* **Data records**

···

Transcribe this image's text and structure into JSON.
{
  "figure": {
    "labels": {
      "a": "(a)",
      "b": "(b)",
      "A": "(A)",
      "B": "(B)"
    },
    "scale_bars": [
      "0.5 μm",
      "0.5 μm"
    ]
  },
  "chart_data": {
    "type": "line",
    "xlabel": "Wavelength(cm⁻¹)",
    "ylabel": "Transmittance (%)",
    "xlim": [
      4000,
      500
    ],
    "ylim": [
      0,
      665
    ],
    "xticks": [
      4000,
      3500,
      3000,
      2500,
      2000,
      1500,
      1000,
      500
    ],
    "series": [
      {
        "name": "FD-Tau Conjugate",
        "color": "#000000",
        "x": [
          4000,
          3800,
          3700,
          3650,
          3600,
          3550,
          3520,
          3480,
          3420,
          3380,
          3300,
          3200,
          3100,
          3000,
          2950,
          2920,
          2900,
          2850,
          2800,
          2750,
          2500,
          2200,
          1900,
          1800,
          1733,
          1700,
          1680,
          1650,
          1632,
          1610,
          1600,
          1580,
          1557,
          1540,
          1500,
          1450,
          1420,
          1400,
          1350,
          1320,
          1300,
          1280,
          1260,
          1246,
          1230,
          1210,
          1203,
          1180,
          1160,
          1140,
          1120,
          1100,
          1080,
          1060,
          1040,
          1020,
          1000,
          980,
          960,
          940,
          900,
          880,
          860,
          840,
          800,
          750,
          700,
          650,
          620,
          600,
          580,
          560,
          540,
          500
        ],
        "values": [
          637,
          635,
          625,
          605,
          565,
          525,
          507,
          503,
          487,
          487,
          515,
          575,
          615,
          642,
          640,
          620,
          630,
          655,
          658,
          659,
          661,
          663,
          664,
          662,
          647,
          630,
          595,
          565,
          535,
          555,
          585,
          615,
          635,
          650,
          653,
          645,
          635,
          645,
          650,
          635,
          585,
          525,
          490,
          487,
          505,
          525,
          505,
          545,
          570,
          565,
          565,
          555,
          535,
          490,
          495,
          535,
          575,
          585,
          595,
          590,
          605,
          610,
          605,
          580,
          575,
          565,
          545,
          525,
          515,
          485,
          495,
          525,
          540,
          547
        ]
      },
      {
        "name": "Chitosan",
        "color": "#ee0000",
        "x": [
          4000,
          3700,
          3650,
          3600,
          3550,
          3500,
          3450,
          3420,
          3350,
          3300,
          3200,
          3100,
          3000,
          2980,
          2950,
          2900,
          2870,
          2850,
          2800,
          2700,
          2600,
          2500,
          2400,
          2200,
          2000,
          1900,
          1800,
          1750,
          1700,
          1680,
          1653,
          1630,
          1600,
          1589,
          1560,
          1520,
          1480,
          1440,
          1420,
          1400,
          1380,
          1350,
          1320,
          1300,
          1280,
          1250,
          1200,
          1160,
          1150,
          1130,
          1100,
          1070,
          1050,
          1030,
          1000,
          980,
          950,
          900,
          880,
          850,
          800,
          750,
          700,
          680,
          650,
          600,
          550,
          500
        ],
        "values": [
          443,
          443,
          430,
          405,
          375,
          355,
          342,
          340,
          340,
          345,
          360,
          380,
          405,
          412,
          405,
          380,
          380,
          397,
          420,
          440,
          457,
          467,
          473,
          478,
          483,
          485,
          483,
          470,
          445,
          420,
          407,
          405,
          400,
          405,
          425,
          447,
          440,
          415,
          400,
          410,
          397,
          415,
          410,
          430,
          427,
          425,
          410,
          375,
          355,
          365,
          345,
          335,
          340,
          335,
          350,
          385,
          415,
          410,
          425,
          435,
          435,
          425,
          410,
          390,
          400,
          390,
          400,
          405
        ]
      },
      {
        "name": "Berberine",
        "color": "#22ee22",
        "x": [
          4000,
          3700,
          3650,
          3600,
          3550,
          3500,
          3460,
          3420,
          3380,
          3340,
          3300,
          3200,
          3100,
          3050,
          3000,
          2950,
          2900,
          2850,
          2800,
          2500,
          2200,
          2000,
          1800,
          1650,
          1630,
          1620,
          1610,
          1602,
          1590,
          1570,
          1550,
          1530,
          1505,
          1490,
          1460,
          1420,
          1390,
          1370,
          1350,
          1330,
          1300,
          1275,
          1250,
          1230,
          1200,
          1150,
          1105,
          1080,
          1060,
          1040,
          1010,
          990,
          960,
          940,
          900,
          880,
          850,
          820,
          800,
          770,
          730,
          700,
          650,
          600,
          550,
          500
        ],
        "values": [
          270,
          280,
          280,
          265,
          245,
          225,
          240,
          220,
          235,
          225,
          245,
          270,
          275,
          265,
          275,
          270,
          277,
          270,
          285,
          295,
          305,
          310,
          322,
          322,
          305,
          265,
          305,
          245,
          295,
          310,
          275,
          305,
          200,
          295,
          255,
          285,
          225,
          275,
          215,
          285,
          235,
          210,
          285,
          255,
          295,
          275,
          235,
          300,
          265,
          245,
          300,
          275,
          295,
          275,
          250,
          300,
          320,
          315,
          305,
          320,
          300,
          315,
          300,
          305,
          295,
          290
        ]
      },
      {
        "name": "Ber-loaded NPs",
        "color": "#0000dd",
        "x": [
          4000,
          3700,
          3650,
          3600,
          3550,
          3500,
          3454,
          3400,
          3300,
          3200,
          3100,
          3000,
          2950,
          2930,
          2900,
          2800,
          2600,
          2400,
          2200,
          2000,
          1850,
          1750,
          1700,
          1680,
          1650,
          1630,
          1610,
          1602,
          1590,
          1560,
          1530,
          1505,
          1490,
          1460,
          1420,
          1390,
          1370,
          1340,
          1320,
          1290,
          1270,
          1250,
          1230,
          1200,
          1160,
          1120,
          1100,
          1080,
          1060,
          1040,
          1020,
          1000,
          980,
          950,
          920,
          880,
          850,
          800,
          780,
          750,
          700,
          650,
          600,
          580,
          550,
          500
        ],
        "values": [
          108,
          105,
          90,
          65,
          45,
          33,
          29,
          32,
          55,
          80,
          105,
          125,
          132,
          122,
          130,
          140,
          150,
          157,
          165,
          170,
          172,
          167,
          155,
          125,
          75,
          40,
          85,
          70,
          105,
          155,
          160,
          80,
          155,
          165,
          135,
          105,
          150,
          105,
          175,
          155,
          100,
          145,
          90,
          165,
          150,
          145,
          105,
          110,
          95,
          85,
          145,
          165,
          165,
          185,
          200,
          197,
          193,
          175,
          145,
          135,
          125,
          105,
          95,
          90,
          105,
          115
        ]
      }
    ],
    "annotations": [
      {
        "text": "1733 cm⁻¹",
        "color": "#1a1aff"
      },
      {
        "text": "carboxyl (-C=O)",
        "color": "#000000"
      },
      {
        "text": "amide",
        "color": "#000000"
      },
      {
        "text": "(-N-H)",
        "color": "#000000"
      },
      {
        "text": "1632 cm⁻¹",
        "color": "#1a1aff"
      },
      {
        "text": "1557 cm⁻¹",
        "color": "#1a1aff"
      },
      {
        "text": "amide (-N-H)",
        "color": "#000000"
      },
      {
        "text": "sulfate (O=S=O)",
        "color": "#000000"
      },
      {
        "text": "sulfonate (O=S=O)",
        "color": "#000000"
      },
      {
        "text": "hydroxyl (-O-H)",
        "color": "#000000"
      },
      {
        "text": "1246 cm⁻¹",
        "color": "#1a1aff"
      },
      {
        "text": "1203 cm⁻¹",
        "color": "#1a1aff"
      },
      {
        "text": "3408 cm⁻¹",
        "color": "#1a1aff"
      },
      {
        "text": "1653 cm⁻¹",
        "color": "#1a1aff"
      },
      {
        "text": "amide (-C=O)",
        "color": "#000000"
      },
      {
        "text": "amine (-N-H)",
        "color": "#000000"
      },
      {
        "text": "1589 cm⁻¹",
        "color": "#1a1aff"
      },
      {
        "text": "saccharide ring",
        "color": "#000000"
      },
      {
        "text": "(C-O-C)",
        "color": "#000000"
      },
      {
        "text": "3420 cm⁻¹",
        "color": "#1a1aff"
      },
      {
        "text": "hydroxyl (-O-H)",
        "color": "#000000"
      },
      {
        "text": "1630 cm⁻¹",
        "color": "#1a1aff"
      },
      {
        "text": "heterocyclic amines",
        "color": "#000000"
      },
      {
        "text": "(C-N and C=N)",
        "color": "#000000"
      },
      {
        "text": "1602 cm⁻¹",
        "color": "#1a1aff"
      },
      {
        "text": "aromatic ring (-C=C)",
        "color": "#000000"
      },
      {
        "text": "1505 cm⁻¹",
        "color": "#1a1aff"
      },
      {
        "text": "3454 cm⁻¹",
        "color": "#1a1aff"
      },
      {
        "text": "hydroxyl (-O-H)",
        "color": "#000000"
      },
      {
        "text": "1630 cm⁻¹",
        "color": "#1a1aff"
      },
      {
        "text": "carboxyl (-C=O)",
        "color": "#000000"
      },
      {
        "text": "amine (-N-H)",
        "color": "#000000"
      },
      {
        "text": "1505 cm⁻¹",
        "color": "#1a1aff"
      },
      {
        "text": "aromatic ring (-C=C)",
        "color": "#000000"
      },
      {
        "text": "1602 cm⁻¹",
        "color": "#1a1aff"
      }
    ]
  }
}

···

* **SET PROBLEM**
What is the number of lines in this listing that contain the word "name"? Answer with that number and nothing else.

* **REPLY**
4